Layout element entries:
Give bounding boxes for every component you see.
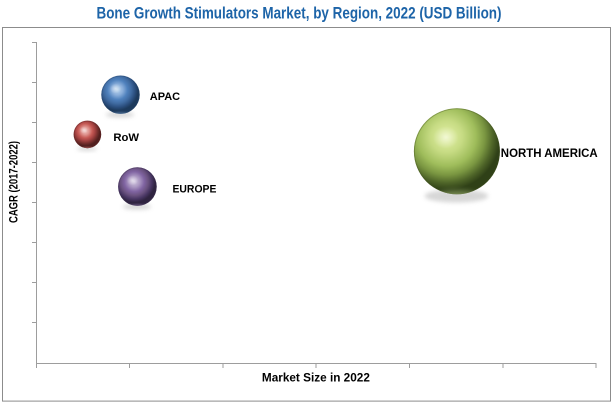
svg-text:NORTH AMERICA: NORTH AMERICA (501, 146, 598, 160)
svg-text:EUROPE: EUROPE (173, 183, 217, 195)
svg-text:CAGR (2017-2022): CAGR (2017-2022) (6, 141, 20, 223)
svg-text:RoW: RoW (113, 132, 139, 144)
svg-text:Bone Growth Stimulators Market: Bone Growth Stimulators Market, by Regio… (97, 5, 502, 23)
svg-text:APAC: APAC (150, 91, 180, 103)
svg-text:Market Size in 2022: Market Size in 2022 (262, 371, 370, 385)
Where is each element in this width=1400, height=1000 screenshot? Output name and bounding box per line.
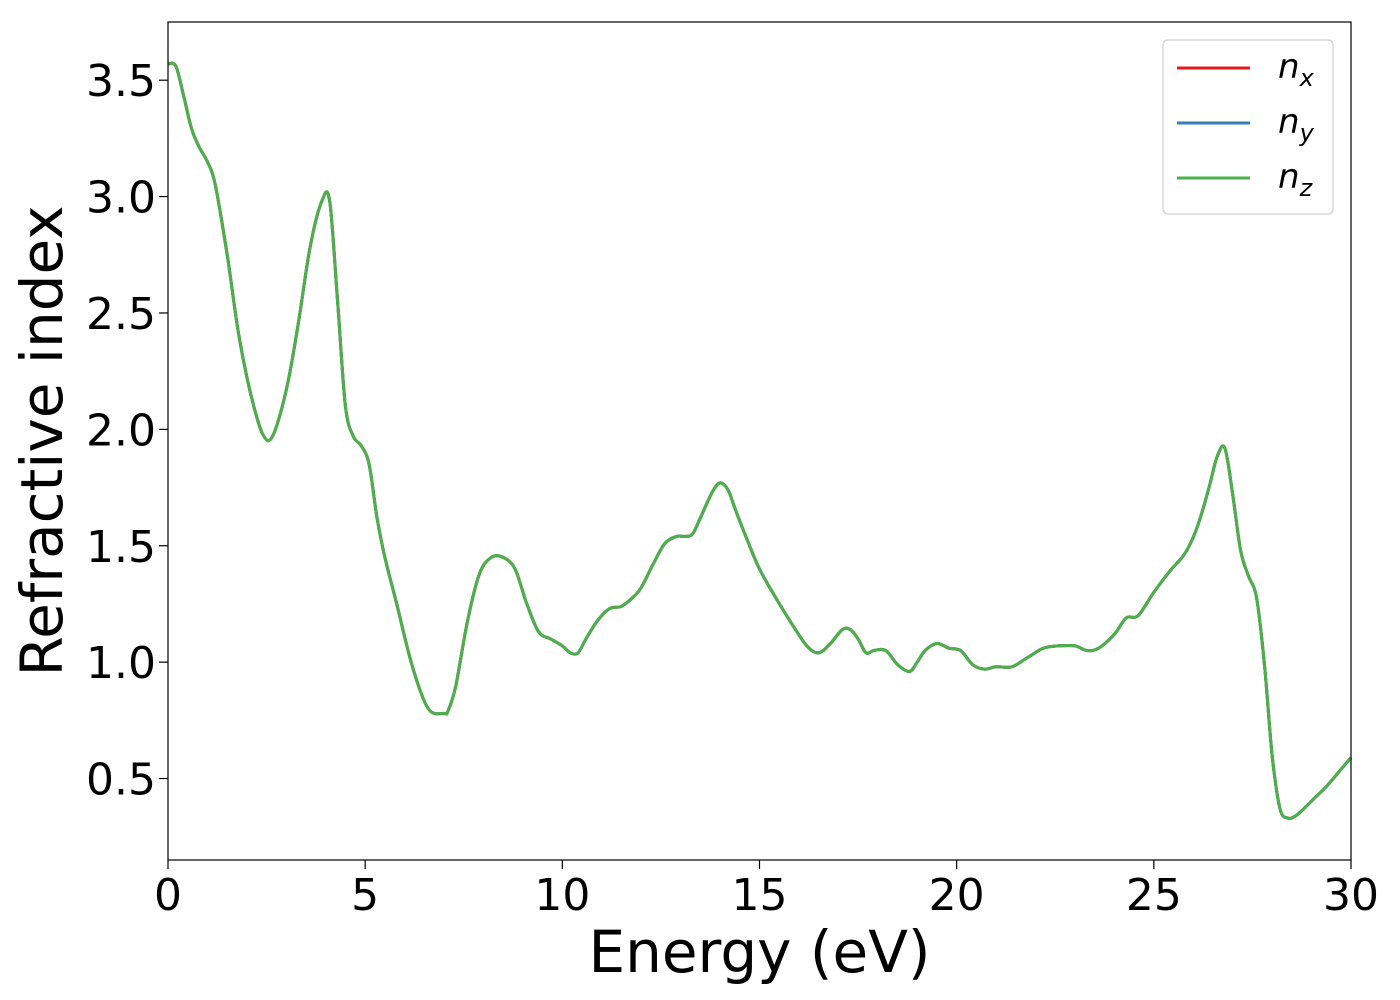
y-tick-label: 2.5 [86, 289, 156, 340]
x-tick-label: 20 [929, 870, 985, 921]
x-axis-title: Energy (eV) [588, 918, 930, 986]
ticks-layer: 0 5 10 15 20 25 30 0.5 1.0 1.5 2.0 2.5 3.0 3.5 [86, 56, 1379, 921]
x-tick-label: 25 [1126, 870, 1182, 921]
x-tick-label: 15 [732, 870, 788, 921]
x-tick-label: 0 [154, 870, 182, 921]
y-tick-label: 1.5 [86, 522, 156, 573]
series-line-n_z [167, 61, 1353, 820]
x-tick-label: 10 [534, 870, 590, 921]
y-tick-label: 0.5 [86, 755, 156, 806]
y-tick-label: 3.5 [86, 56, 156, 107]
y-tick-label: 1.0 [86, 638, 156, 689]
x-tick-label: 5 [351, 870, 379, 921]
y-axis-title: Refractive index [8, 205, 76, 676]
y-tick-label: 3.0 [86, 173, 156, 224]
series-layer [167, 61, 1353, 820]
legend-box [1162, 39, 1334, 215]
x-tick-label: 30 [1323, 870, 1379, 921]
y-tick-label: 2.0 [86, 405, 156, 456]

> _Goal of the exercise_
Rewrite all the records above, substituting "y-axis-tick" for every occurrence of "y-tick-label" and changing nothing else. Omit the pictures from your answer.

> _Exercise solution_
Give bounding boxes for every component you see.
svg-text:NORTH AMERICA: NORTH AMERICA (501, 146, 598, 160)
svg-text:EUROPE: EUROPE (173, 183, 217, 195)
svg-text:CAGR (2017-2022): CAGR (2017-2022) (6, 141, 20, 223)
svg-text:RoW: RoW (113, 132, 139, 144)
svg-text:Bone Growth Stimulators Market: Bone Growth Stimulators Market, by Regio… (97, 5, 502, 23)
svg-text:APAC: APAC (150, 91, 180, 103)
svg-text:Market Size in 2022: Market Size in 2022 (262, 371, 370, 385)
Where is each element in this width=1400, height=1000 screenshot? Output name and bounding box per line.
y-axis-tick: 2.5 [86, 289, 156, 340]
x-tick-label: 20 [929, 870, 985, 921]
x-axis-title: Energy (eV) [588, 918, 930, 986]
ticks-layer: 0 5 10 15 20 25 30 0.5 1.0 1.5 2.0 2.5 3.0 3.5 [86, 56, 1379, 921]
x-tick-label: 25 [1126, 870, 1182, 921]
x-tick-label: 15 [732, 870, 788, 921]
x-tick-label: 0 [154, 870, 182, 921]
y-axis-tick: 1.5 [86, 522, 156, 573]
series-line-n_z [167, 61, 1353, 820]
x-tick-label: 10 [534, 870, 590, 921]
y-axis-tick: 0.5 [86, 755, 156, 806]
y-axis-tick: 3.5 [86, 56, 156, 107]
y-axis-tick: 1.0 [86, 638, 156, 689]
x-tick-label: 5 [351, 870, 379, 921]
y-axis-title: Refractive index [8, 205, 76, 676]
y-axis-tick: 3.0 [86, 173, 156, 224]
series-layer [167, 61, 1353, 820]
legend-box [1162, 39, 1334, 215]
x-tick-label: 30 [1323, 870, 1379, 921]
y-axis-tick: 2.0 [86, 405, 156, 456]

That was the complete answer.